(TASK DIRECTIONS): Collect all lines from the listing that include the string "JSON".

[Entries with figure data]
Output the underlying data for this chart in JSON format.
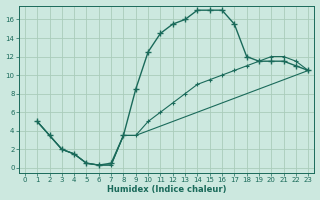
{
  "xlabel": "Humidex (Indice chaleur)",
  "bg_color": "#cce8df",
  "grid_color": "#aaccbb",
  "line_color": "#1a6a5a",
  "xlim": [
    -0.5,
    23.5
  ],
  "ylim": [
    -0.5,
    17.5
  ],
  "xticks": [
    0,
    1,
    2,
    3,
    4,
    5,
    6,
    7,
    8,
    9,
    10,
    11,
    12,
    13,
    14,
    15,
    16,
    17,
    18,
    19,
    20,
    21,
    22,
    23
  ],
  "yticks": [
    0,
    2,
    4,
    6,
    8,
    10,
    12,
    14,
    16
  ],
  "line1_x": [
    1,
    2,
    3,
    4,
    5,
    6,
    7,
    8,
    9,
    10,
    11,
    12,
    13,
    14,
    15,
    16,
    17,
    18,
    19,
    20,
    21,
    22,
    23
  ],
  "line1_y": [
    5,
    3.5,
    2,
    1.5,
    0.5,
    0.3,
    0.5,
    3.5,
    8.5,
    12.5,
    14.5,
    15.5,
    16,
    17,
    17,
    17,
    15.5,
    12,
    11.5,
    11.5,
    11.5,
    11,
    10.5
  ],
  "line2_x": [
    1,
    2,
    3,
    4,
    5,
    6,
    7,
    8,
    9,
    10,
    11,
    12,
    13,
    14,
    15,
    16,
    17,
    18,
    19,
    20,
    21,
    22,
    23
  ],
  "line2_y": [
    5,
    3.5,
    2,
    1.5,
    0.5,
    0.3,
    0.3,
    3.5,
    3.5,
    5,
    6,
    7,
    8,
    9,
    9.5,
    10,
    10.5,
    11,
    11.5,
    12,
    12,
    11.5,
    10.5
  ],
  "line3_x": [
    1,
    2,
    3,
    4,
    5,
    6,
    7,
    8,
    9,
    10,
    11,
    12,
    13,
    14,
    15,
    16,
    17,
    18,
    19,
    20,
    21,
    22,
    23
  ],
  "line3_y": [
    5,
    3.5,
    2,
    1.5,
    0.5,
    0.3,
    0.3,
    3.5,
    3.5,
    4,
    4.5,
    5,
    5.5,
    6,
    6.5,
    7,
    7.5,
    8,
    8.5,
    9,
    9.5,
    10,
    10.5
  ]
}
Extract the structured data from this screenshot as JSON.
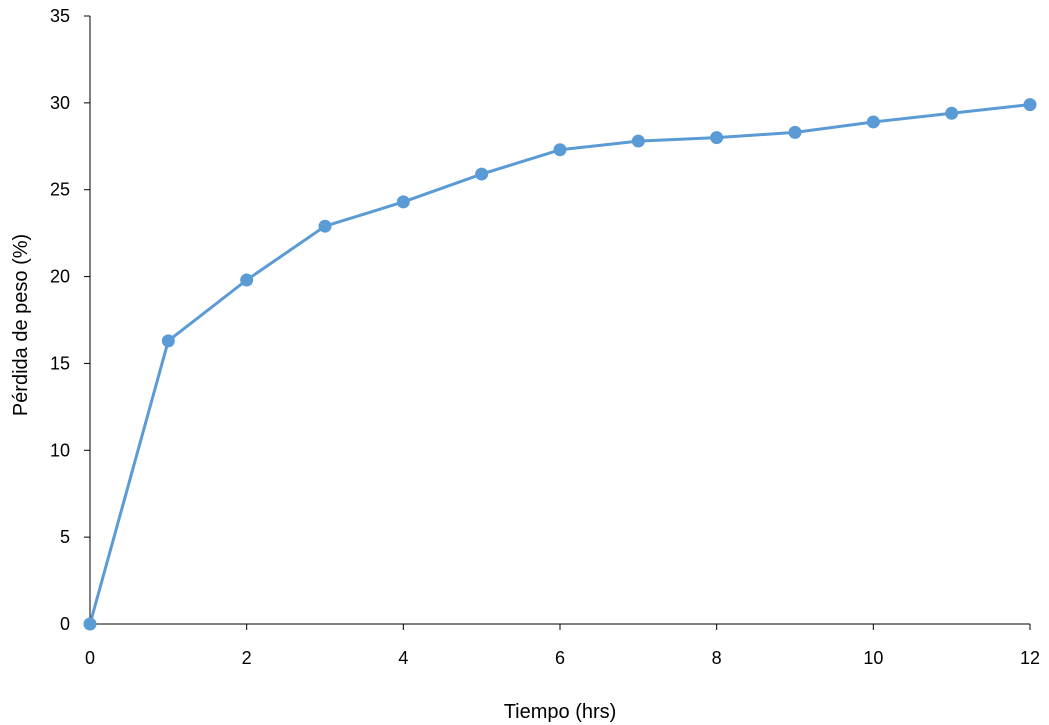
{
  "chart_data": {
    "type": "line",
    "title": "",
    "xlabel": "Tiempo (hrs)",
    "ylabel": "Pérdida de peso (%)",
    "xlim": [
      0,
      12
    ],
    "ylim": [
      0,
      35
    ],
    "xticks": [
      0,
      2,
      4,
      6,
      8,
      10,
      12
    ],
    "yticks": [
      0,
      5,
      10,
      15,
      20,
      25,
      30,
      35
    ],
    "grid": false,
    "legend": "none",
    "series": [
      {
        "x": [
          0,
          1,
          2,
          3,
          4,
          5,
          6,
          7,
          8,
          9,
          10,
          11,
          12
        ],
        "y": [
          0,
          16.3,
          19.8,
          22.9,
          24.3,
          25.9,
          27.3,
          27.8,
          28.0,
          28.3,
          28.9,
          29.4,
          29.9
        ],
        "color": "#5b9bd5"
      }
    ]
  }
}
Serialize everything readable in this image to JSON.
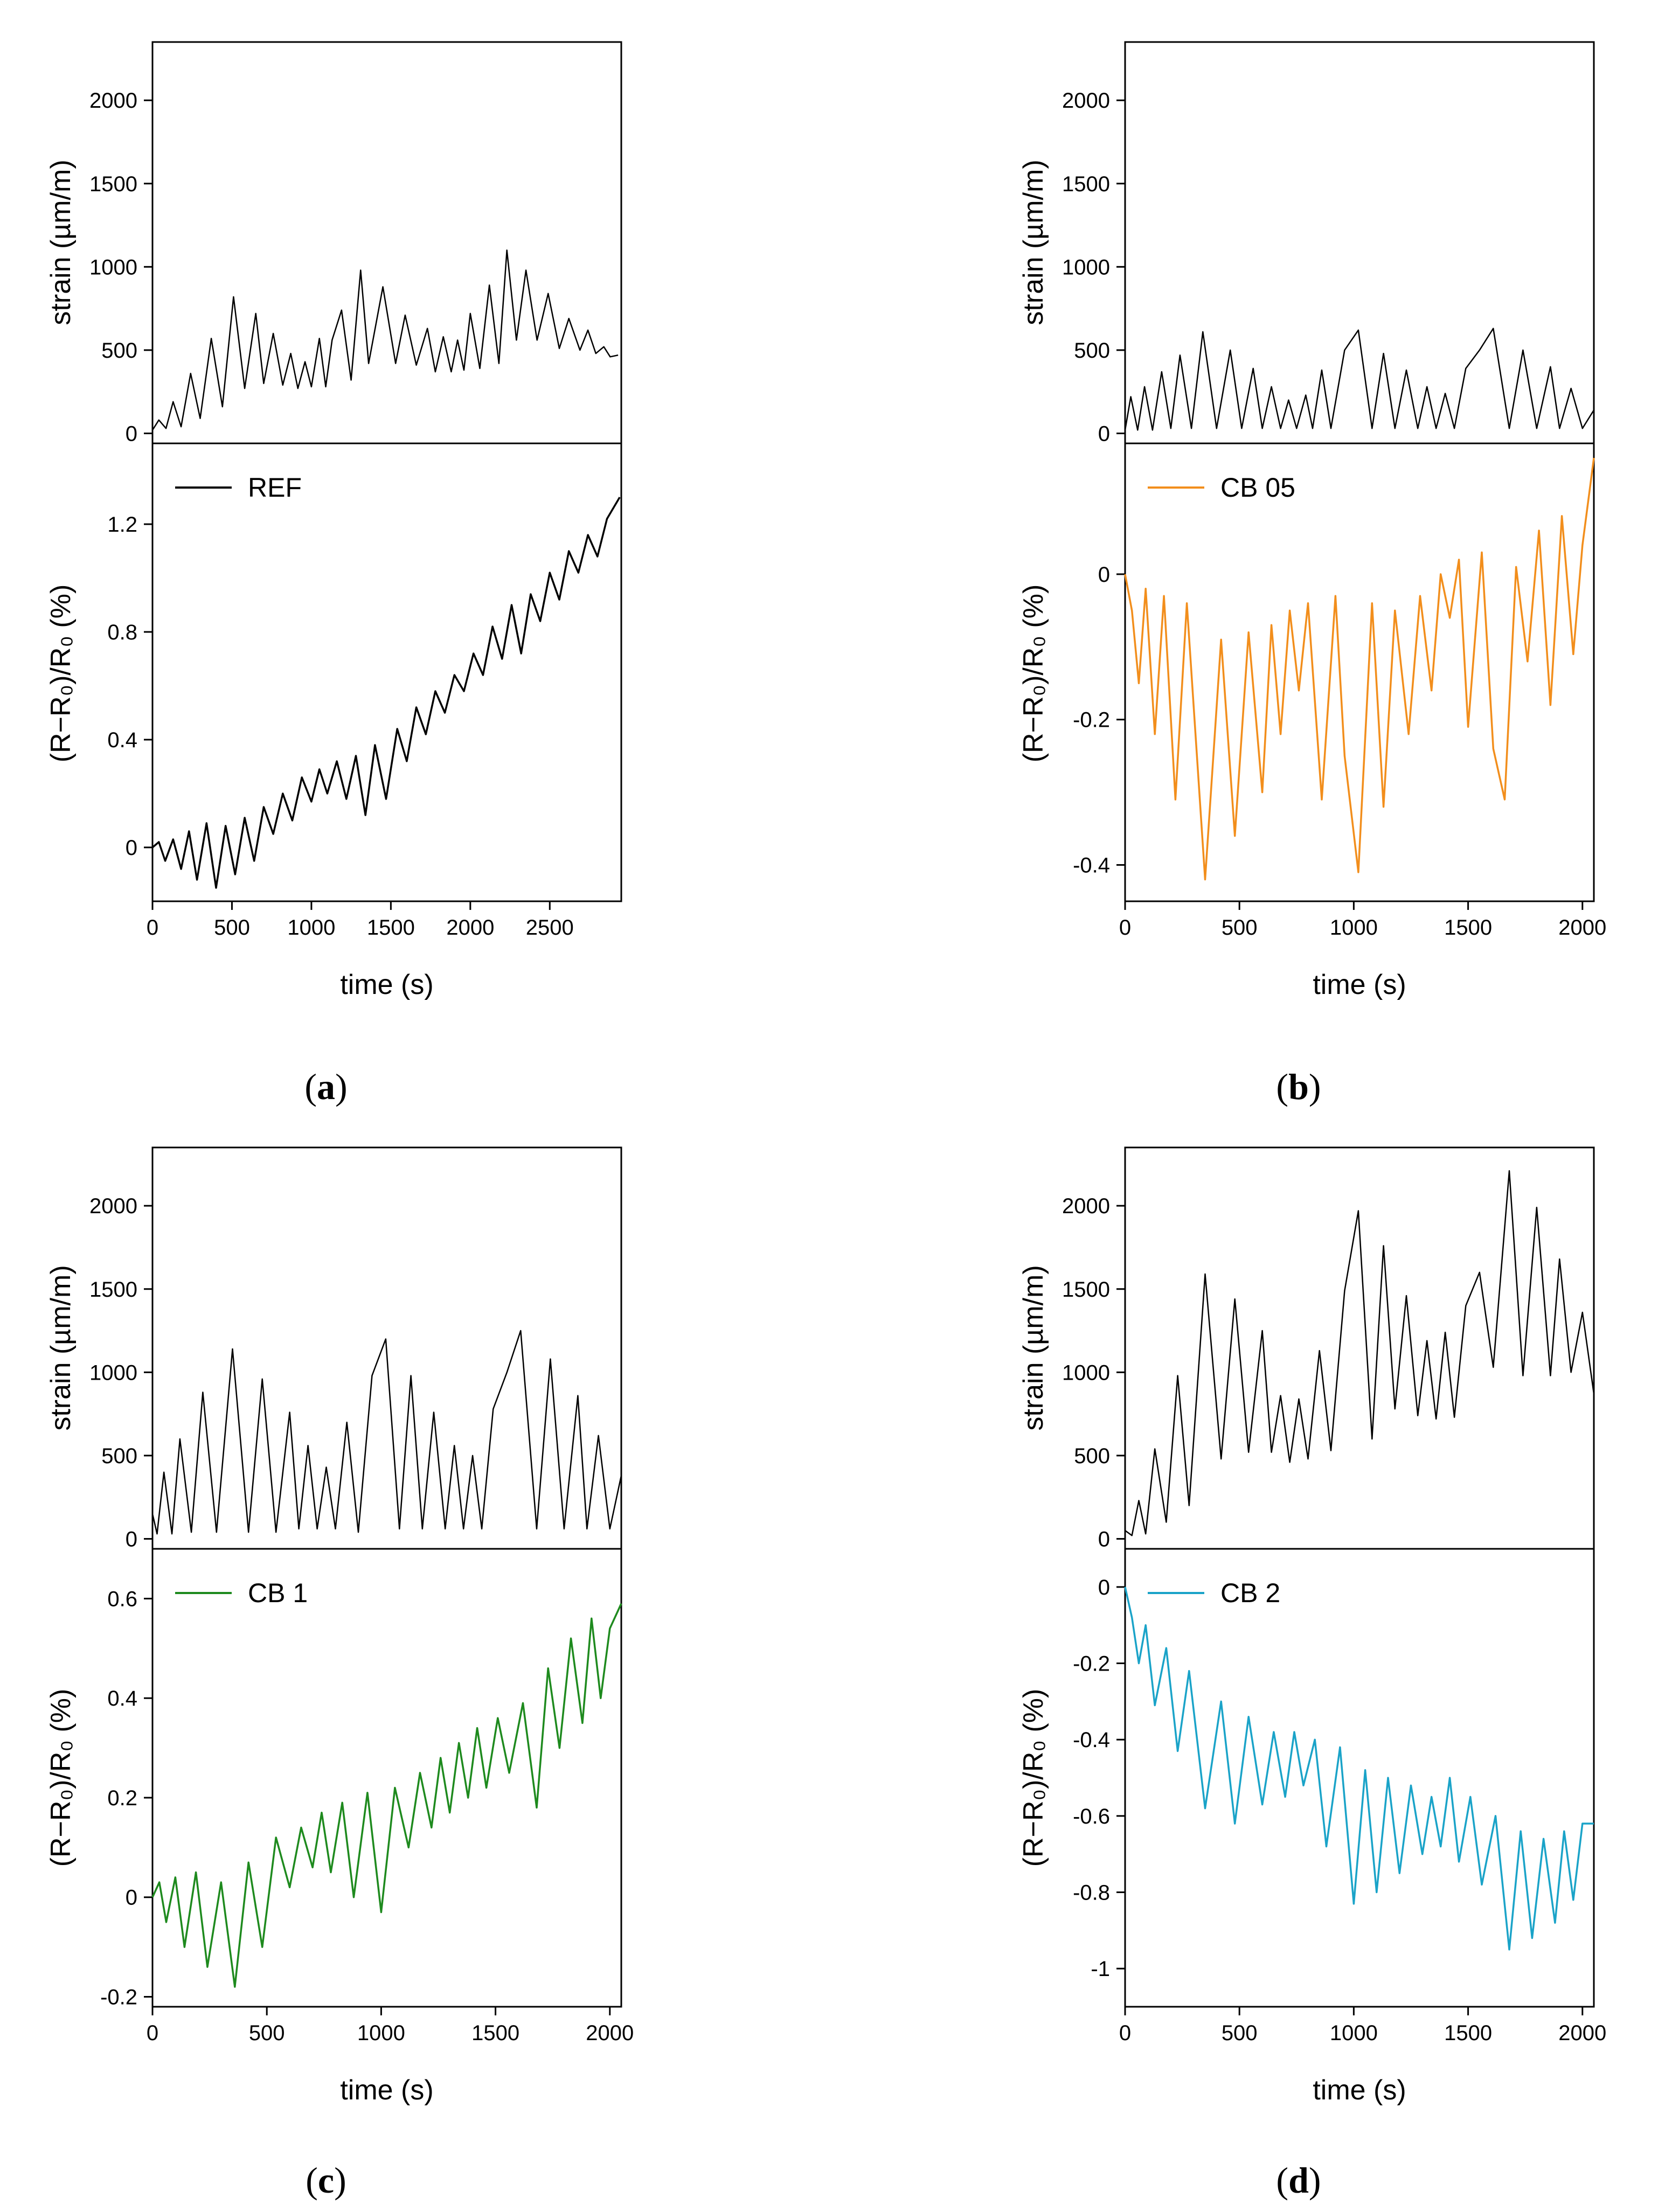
{
  "figure": {
    "panels": [
      {
        "label_prefix": "(",
        "label_letter": "a",
        "label_suffix": ")",
        "legend": "REF",
        "line_color": "#000000",
        "xlabel": "time (s)",
        "ylabel_strain": "strain (µm/m)",
        "ylabel_resistance": "(R−R₀)/R₀ (%)"
      },
      {
        "label_prefix": "(",
        "label_letter": "b",
        "label_suffix": ")",
        "legend": "CB 05",
        "line_color": "#f28e1c",
        "xlabel": "time (s)",
        "ylabel_strain": "strain (µm/m)",
        "ylabel_resistance": "(R−R₀)/R₀ (%)"
      },
      {
        "label_prefix": "(",
        "label_letter": "c",
        "label_suffix": ")",
        "legend": "CB 1",
        "line_color": "#1e8a1e",
        "xlabel": "time (s)",
        "ylabel_strain": "strain (µm/m)",
        "ylabel_resistance": "(R−R₀)/R₀ (%)"
      },
      {
        "label_prefix": "(",
        "label_letter": "d",
        "label_suffix": ")",
        "legend": "CB 2",
        "line_color": "#1aa3c8",
        "xlabel": "time (s)",
        "ylabel_strain": "strain (µm/m)",
        "ylabel_resistance": "(R−R₀)/R₀ (%)"
      }
    ]
  },
  "chart_data": [
    {
      "type": "line",
      "panel": "a",
      "title": "",
      "xlabel": "time (s)",
      "xlim": [
        0,
        2950
      ],
      "xticks": [
        0,
        500,
        1000,
        1500,
        2000,
        2500
      ],
      "top": {
        "ylabel": "strain (µm/m)",
        "ylim": [
          -60,
          2350
        ],
        "yticks": [
          0,
          500,
          1000,
          1500,
          2000
        ],
        "series": [
          {
            "name": "strain",
            "color": "#000000",
            "x": [
              0,
              40,
              85,
              130,
              180,
              240,
              300,
              370,
              440,
              510,
              580,
              650,
              700,
              760,
              820,
              870,
              915,
              960,
              1000,
              1050,
              1090,
              1130,
              1190,
              1250,
              1310,
              1360,
              1450,
              1530,
              1590,
              1660,
              1730,
              1780,
              1830,
              1880,
              1920,
              1960,
              2000,
              2060,
              2120,
              2180,
              2230,
              2290,
              2350,
              2420,
              2490,
              2560,
              2620,
              2690,
              2740,
              2790,
              2840,
              2880,
              2930
            ],
            "y": [
              20,
              80,
              30,
              190,
              40,
              360,
              90,
              570,
              160,
              820,
              270,
              720,
              300,
              600,
              290,
              480,
              270,
              430,
              280,
              570,
              280,
              560,
              740,
              320,
              980,
              420,
              880,
              420,
              710,
              410,
              630,
              370,
              580,
              370,
              560,
              380,
              720,
              390,
              890,
              420,
              1100,
              560,
              980,
              560,
              840,
              510,
              690,
              500,
              620,
              480,
              520,
              460,
              470
            ]
          }
        ]
      },
      "bottom": {
        "ylabel": "(R−R₀)/R₀ (%)",
        "ylim": [
          -0.2,
          1.5
        ],
        "yticks": [
          0.0,
          0.4,
          0.8,
          1.2
        ],
        "series": [
          {
            "name": "REF",
            "color": "#000000",
            "x": [
              0,
              40,
              80,
              130,
              180,
              230,
              280,
              340,
              400,
              460,
              520,
              580,
              640,
              700,
              760,
              820,
              880,
              940,
              1000,
              1050,
              1100,
              1160,
              1220,
              1280,
              1340,
              1400,
              1470,
              1540,
              1600,
              1660,
              1720,
              1780,
              1840,
              1900,
              1960,
              2020,
              2080,
              2140,
              2200,
              2260,
              2320,
              2380,
              2440,
              2500,
              2560,
              2620,
              2680,
              2740,
              2800,
              2860,
              2940
            ],
            "y": [
              0.0,
              0.02,
              -0.05,
              0.03,
              -0.08,
              0.06,
              -0.12,
              0.09,
              -0.15,
              0.08,
              -0.1,
              0.11,
              -0.05,
              0.15,
              0.05,
              0.2,
              0.1,
              0.26,
              0.17,
              0.29,
              0.2,
              0.32,
              0.18,
              0.34,
              0.12,
              0.38,
              0.18,
              0.44,
              0.32,
              0.52,
              0.42,
              0.58,
              0.5,
              0.64,
              0.58,
              0.72,
              0.64,
              0.82,
              0.7,
              0.9,
              0.72,
              0.94,
              0.84,
              1.02,
              0.92,
              1.1,
              1.02,
              1.16,
              1.08,
              1.22,
              1.3
            ]
          }
        ]
      }
    },
    {
      "type": "line",
      "panel": "b",
      "title": "",
      "xlabel": "time (s)",
      "xlim": [
        0,
        2050
      ],
      "xticks": [
        0,
        500,
        1000,
        1500,
        2000
      ],
      "top": {
        "ylabel": "strain (µm/m)",
        "ylim": [
          -60,
          2350
        ],
        "yticks": [
          0,
          500,
          1000,
          1500,
          2000
        ],
        "series": [
          {
            "name": "strain",
            "color": "#000000",
            "x": [
              0,
              25,
              55,
              85,
              120,
              160,
              200,
              240,
              290,
              340,
              400,
              460,
              510,
              560,
              600,
              640,
              680,
              715,
              750,
              790,
              820,
              860,
              900,
              960,
              1020,
              1080,
              1130,
              1180,
              1230,
              1280,
              1320,
              1360,
              1400,
              1440,
              1490,
              1550,
              1610,
              1680,
              1740,
              1800,
              1860,
              1900,
              1950,
              2000,
              2050
            ],
            "y": [
              20,
              220,
              20,
              280,
              20,
              370,
              30,
              470,
              30,
              610,
              30,
              500,
              30,
              390,
              30,
              280,
              30,
              200,
              30,
              230,
              30,
              380,
              30,
              500,
              620,
              30,
              480,
              30,
              380,
              30,
              280,
              30,
              240,
              30,
              390,
              500,
              630,
              30,
              500,
              30,
              400,
              30,
              270,
              30,
              140
            ]
          }
        ]
      },
      "bottom": {
        "ylabel": "(R−R₀)/R₀ (%)",
        "ylim": [
          -0.45,
          0.18
        ],
        "yticks": [
          -0.4,
          -0.2,
          0.0
        ],
        "series": [
          {
            "name": "CB 05",
            "color": "#f28e1c",
            "x": [
              0,
              30,
              60,
              90,
              130,
              170,
              220,
              270,
              350,
              420,
              480,
              540,
              600,
              640,
              680,
              720,
              760,
              800,
              860,
              920,
              960,
              1020,
              1080,
              1130,
              1180,
              1240,
              1290,
              1340,
              1380,
              1420,
              1460,
              1500,
              1560,
              1610,
              1660,
              1710,
              1760,
              1810,
              1860,
              1910,
              1960,
              2000,
              2050
            ],
            "y": [
              0.0,
              -0.05,
              -0.15,
              -0.02,
              -0.22,
              -0.03,
              -0.31,
              -0.04,
              -0.42,
              -0.09,
              -0.36,
              -0.08,
              -0.3,
              -0.07,
              -0.22,
              -0.05,
              -0.16,
              -0.04,
              -0.31,
              -0.03,
              -0.25,
              -0.41,
              -0.04,
              -0.32,
              -0.05,
              -0.22,
              -0.03,
              -0.16,
              0.0,
              -0.06,
              0.02,
              -0.21,
              0.03,
              -0.24,
              -0.31,
              0.01,
              -0.12,
              0.06,
              -0.18,
              0.08,
              -0.11,
              0.04,
              0.16
            ]
          }
        ]
      }
    },
    {
      "type": "line",
      "panel": "c",
      "title": "",
      "xlabel": "time (s)",
      "xlim": [
        0,
        2050
      ],
      "xticks": [
        0,
        500,
        1000,
        1500,
        2000
      ],
      "top": {
        "ylabel": "strain (µm/m)",
        "ylim": [
          -60,
          2350
        ],
        "yticks": [
          0,
          500,
          1000,
          1500,
          2000
        ],
        "series": [
          {
            "name": "strain",
            "color": "#000000",
            "x": [
              0,
              20,
              50,
              85,
              120,
              170,
              220,
              280,
              350,
              420,
              480,
              540,
              600,
              640,
              680,
              720,
              760,
              800,
              850,
              900,
              960,
              1020,
              1080,
              1130,
              1180,
              1230,
              1280,
              1320,
              1360,
              1400,
              1440,
              1490,
              1550,
              1610,
              1680,
              1740,
              1800,
              1860,
              1900,
              1950,
              2000,
              2050
            ],
            "y": [
              150,
              30,
              400,
              30,
              600,
              40,
              880,
              40,
              1140,
              40,
              960,
              40,
              760,
              60,
              560,
              60,
              430,
              60,
              700,
              40,
              980,
              1200,
              60,
              980,
              60,
              760,
              60,
              560,
              60,
              500,
              60,
              780,
              1000,
              1250,
              60,
              1080,
              60,
              860,
              60,
              620,
              60,
              380
            ]
          }
        ]
      },
      "bottom": {
        "ylabel": "(R−R₀)/R₀ (%)",
        "ylim": [
          -0.22,
          0.7
        ],
        "yticks": [
          -0.2,
          0.0,
          0.2,
          0.4,
          0.6
        ],
        "series": [
          {
            "name": "CB 1",
            "color": "#1e8a1e",
            "x": [
              0,
              30,
              60,
              100,
              140,
              190,
              240,
              300,
              360,
              420,
              480,
              540,
              600,
              650,
              700,
              740,
              780,
              830,
              880,
              940,
              1000,
              1060,
              1120,
              1170,
              1220,
              1260,
              1300,
              1340,
              1380,
              1420,
              1460,
              1510,
              1560,
              1620,
              1680,
              1730,
              1780,
              1830,
              1880,
              1920,
              1960,
              2000,
              2050
            ],
            "y": [
              0.0,
              0.03,
              -0.05,
              0.04,
              -0.1,
              0.05,
              -0.14,
              0.03,
              -0.18,
              0.07,
              -0.1,
              0.12,
              0.02,
              0.14,
              0.06,
              0.17,
              0.05,
              0.19,
              0.0,
              0.21,
              -0.03,
              0.22,
              0.1,
              0.25,
              0.14,
              0.28,
              0.17,
              0.31,
              0.2,
              0.34,
              0.22,
              0.36,
              0.25,
              0.39,
              0.18,
              0.46,
              0.3,
              0.52,
              0.35,
              0.56,
              0.4,
              0.54,
              0.59
            ]
          }
        ]
      }
    },
    {
      "type": "line",
      "panel": "d",
      "title": "",
      "xlabel": "time (s)",
      "xlim": [
        0,
        2050
      ],
      "xticks": [
        0,
        500,
        1000,
        1500,
        2000
      ],
      "top": {
        "ylabel": "strain (µm/m)",
        "ylim": [
          -60,
          2350
        ],
        "yticks": [
          0,
          500,
          1000,
          1500,
          2000
        ],
        "series": [
          {
            "name": "strain",
            "color": "#000000",
            "x": [
              0,
              30,
              60,
              90,
              130,
              180,
              230,
              280,
              350,
              420,
              480,
              540,
              600,
              640,
              680,
              720,
              760,
              800,
              850,
              900,
              960,
              1020,
              1080,
              1130,
              1180,
              1230,
              1280,
              1320,
              1360,
              1400,
              1440,
              1490,
              1550,
              1610,
              1680,
              1740,
              1800,
              1860,
              1900,
              1950,
              2000,
              2050
            ],
            "y": [
              50,
              20,
              230,
              30,
              540,
              100,
              980,
              200,
              1590,
              480,
              1440,
              520,
              1250,
              520,
              860,
              460,
              840,
              480,
              1130,
              530,
              1490,
              1970,
              600,
              1760,
              780,
              1460,
              740,
              1190,
              720,
              1240,
              730,
              1400,
              1600,
              1030,
              2210,
              980,
              1990,
              980,
              1680,
              1000,
              1360,
              870
            ]
          }
        ]
      },
      "bottom": {
        "ylabel": "(R−R₀)/R₀ (%)",
        "ylim": [
          -1.1,
          0.1
        ],
        "yticks": [
          -1.0,
          -0.8,
          -0.6,
          -0.4,
          -0.2,
          0.0
        ],
        "series": [
          {
            "name": "CB 2",
            "color": "#1aa3c8",
            "x": [
              0,
              30,
              60,
              90,
              130,
              180,
              230,
              280,
              350,
              420,
              480,
              540,
              600,
              650,
              700,
              740,
              780,
              830,
              880,
              940,
              1000,
              1050,
              1100,
              1150,
              1200,
              1250,
              1300,
              1340,
              1380,
              1420,
              1460,
              1510,
              1560,
              1620,
              1680,
              1730,
              1780,
              1830,
              1880,
              1920,
              1960,
              2000,
              2050
            ],
            "y": [
              0.0,
              -0.08,
              -0.2,
              -0.1,
              -0.31,
              -0.16,
              -0.43,
              -0.22,
              -0.58,
              -0.3,
              -0.62,
              -0.34,
              -0.57,
              -0.38,
              -0.55,
              -0.38,
              -0.52,
              -0.4,
              -0.68,
              -0.42,
              -0.83,
              -0.48,
              -0.8,
              -0.5,
              -0.75,
              -0.52,
              -0.7,
              -0.55,
              -0.68,
              -0.5,
              -0.72,
              -0.55,
              -0.78,
              -0.6,
              -0.95,
              -0.64,
              -0.92,
              -0.66,
              -0.88,
              -0.64,
              -0.82,
              -0.62,
              -0.62
            ]
          }
        ]
      }
    }
  ]
}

(THE RESULT):
Output the underlying data for this chart in JSON format.
Extract the structured data from this screenshot as JSON.
Serialize everything readable in this image to JSON.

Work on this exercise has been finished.